SCHRIFTLICHE AUFGABE A: Was möchte JS laut dem Seitentext über die VHS zeigen?

JS: Und es gibt noch einen Grund, warum MOOCs so interessant sind: Neben dem Experimentieren mit Bildung ist es natürlich auch Marketing für die Veranstalter. Die Hochschulen wollen neue Zielgruppen in der Weiterbildung ansprechen, wir wollen andersherum auch unsere Zielgruppen erweitern. Es macht dabei ja keinen Sinn, die bisherigen Kunden allein anzusprechen, sondern diejenigen, die mit Volkshochschulen immer noch den elterlichen Muff verbinden. Wir wollen zeigen, dass VHS im digitalen Zeitalter angekommen ist.

KN: Volkshochschulen und digitale Themen und Formate passen auf den ersten Blick nicht sofort zusammen. Wo seht ihr die Potenziale, aber auch Herausforderungen in der Verbindung MOOCs und Volkshochschulen?

BEREITGESTELLTE DATENSÄTZE:
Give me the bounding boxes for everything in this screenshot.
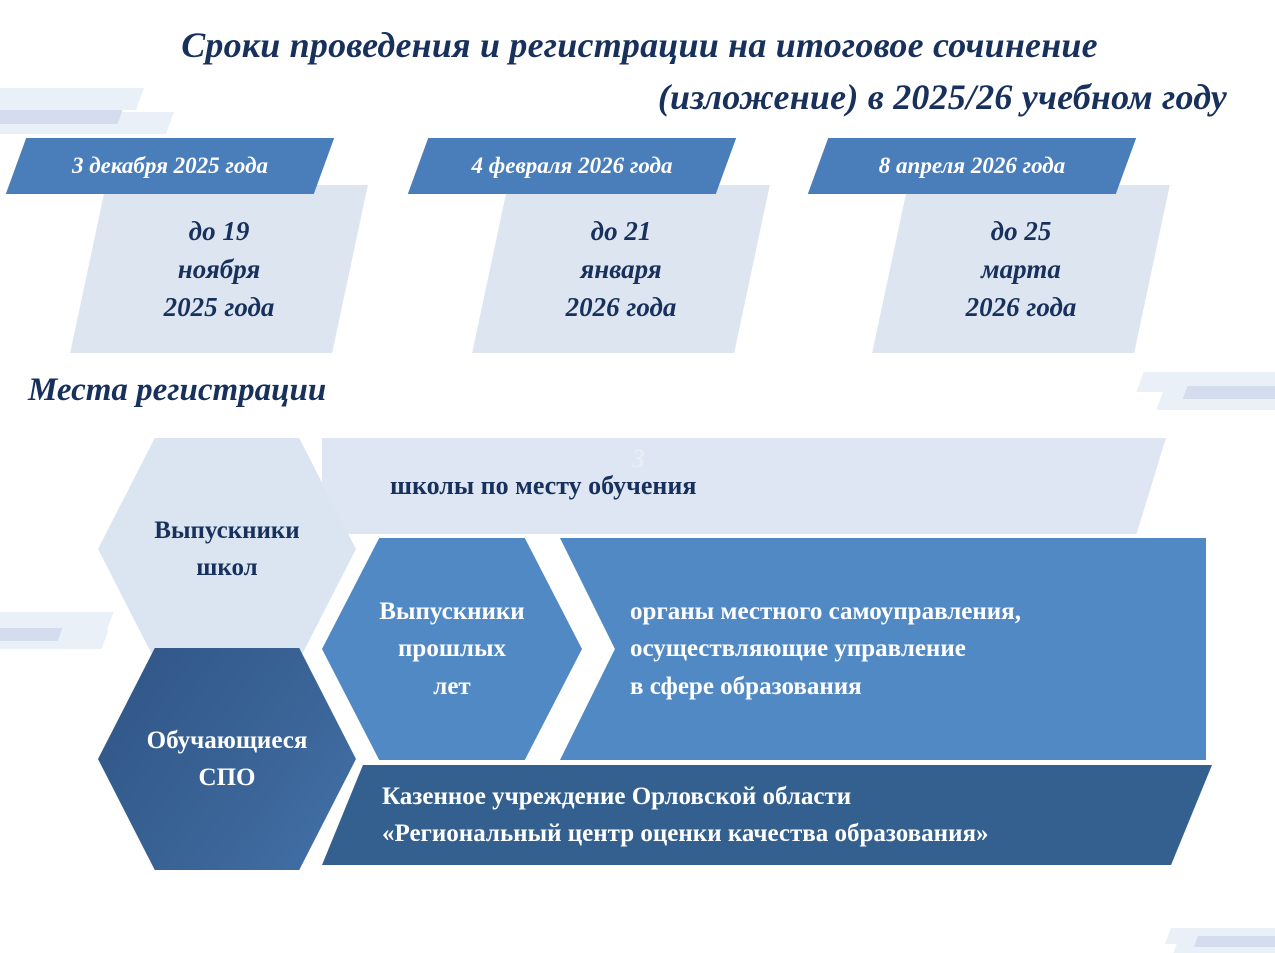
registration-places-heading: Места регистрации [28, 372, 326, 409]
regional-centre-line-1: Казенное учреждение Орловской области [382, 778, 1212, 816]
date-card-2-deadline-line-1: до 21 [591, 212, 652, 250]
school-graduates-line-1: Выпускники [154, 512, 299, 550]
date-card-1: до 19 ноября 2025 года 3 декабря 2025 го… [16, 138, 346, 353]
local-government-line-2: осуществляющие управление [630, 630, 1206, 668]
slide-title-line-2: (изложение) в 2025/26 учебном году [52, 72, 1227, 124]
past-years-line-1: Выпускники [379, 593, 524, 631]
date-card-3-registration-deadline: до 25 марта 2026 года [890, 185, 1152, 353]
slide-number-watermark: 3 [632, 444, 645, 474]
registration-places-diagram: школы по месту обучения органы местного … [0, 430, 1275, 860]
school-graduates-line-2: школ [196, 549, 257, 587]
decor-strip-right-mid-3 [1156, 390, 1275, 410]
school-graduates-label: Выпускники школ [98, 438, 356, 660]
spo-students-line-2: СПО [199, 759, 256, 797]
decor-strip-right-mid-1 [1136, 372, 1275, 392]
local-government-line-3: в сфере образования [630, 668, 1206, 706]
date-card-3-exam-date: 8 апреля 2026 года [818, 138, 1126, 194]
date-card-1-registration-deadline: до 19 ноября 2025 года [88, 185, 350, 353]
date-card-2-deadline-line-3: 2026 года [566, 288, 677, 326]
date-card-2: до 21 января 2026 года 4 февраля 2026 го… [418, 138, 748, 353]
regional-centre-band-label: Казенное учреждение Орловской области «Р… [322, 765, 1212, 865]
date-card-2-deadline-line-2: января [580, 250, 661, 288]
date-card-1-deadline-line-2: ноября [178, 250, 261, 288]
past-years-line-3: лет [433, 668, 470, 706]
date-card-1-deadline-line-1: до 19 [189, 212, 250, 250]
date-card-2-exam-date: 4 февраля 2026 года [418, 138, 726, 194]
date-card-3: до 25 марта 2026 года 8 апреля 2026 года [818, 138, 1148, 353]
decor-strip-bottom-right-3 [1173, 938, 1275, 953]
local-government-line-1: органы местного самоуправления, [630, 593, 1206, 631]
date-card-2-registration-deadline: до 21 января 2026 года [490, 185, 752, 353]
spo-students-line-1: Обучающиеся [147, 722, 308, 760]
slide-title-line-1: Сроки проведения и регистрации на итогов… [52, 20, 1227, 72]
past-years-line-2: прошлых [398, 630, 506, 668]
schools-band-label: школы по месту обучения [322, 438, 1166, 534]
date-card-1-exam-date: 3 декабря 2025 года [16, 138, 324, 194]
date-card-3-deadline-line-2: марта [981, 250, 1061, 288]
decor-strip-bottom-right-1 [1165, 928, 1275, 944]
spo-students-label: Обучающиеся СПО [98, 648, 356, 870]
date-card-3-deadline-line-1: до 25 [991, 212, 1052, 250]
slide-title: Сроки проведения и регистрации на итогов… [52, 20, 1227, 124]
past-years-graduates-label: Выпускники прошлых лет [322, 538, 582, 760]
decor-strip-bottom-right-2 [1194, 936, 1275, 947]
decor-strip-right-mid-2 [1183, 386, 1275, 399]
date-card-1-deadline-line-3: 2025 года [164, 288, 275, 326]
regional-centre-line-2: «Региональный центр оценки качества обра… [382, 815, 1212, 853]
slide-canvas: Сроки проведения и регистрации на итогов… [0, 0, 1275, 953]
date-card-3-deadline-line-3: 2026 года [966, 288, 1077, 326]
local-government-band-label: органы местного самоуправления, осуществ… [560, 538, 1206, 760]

SCHRIFTLICHE AUFGABE B: Schreiben Sie aus den Datensätzen die Zeilen ab, beginnend mit der Zeile mit "registration-places-heading: Места регистрации" und fortlaufend bis einschließlich der Zeile mit "date-card-2-deadline-line-3: 2026 года".

ERWARTETE AUSGABE A: Dass die VHS im digitalen Zeitalter angekommen ist.

ERWARTETE AUSGABE B:
registration-places-heading: Места регистрации [28, 372, 326, 409]
regional-centre-line-1: Казенное учреждение Орловской области [382, 778, 1212, 816]
date-card-2-deadline-line-1: до 21 [591, 212, 652, 250]
school-graduates-line-1: Выпускники [154, 512, 299, 550]
date-card-1: до 19 ноября 2025 года 3 декабря 2025 го… [16, 138, 346, 353]
local-government-line-2: осуществляющие управление [630, 630, 1206, 668]
slide-title-line-2: (изложение) в 2025/26 учебном году [52, 72, 1227, 124]
past-years-line-1: Выпускники [379, 593, 524, 631]
date-card-3-registration-deadline: до 25 марта 2026 года [890, 185, 1152, 353]
slide-number-watermark: 3 [632, 444, 645, 474]
registration-places-diagram: школы по месту обучения органы местного … [0, 430, 1275, 860]
school-graduates-line-2: школ [196, 549, 257, 587]
decor-strip-right-mid-3 [1156, 390, 1275, 410]
school-graduates-label: Выпускники школ [98, 438, 356, 660]
spo-students-line-2: СПО [199, 759, 256, 797]
decor-strip-right-mid-1 [1136, 372, 1275, 392]
local-government-line-3: в сфере образования [630, 668, 1206, 706]
date-card-3-exam-date: 8 апреля 2026 года [818, 138, 1126, 194]
date-card-1-registration-deadline: до 19 ноября 2025 года [88, 185, 350, 353]
date-card-2-deadline-line-3: 2026 года [566, 288, 677, 326]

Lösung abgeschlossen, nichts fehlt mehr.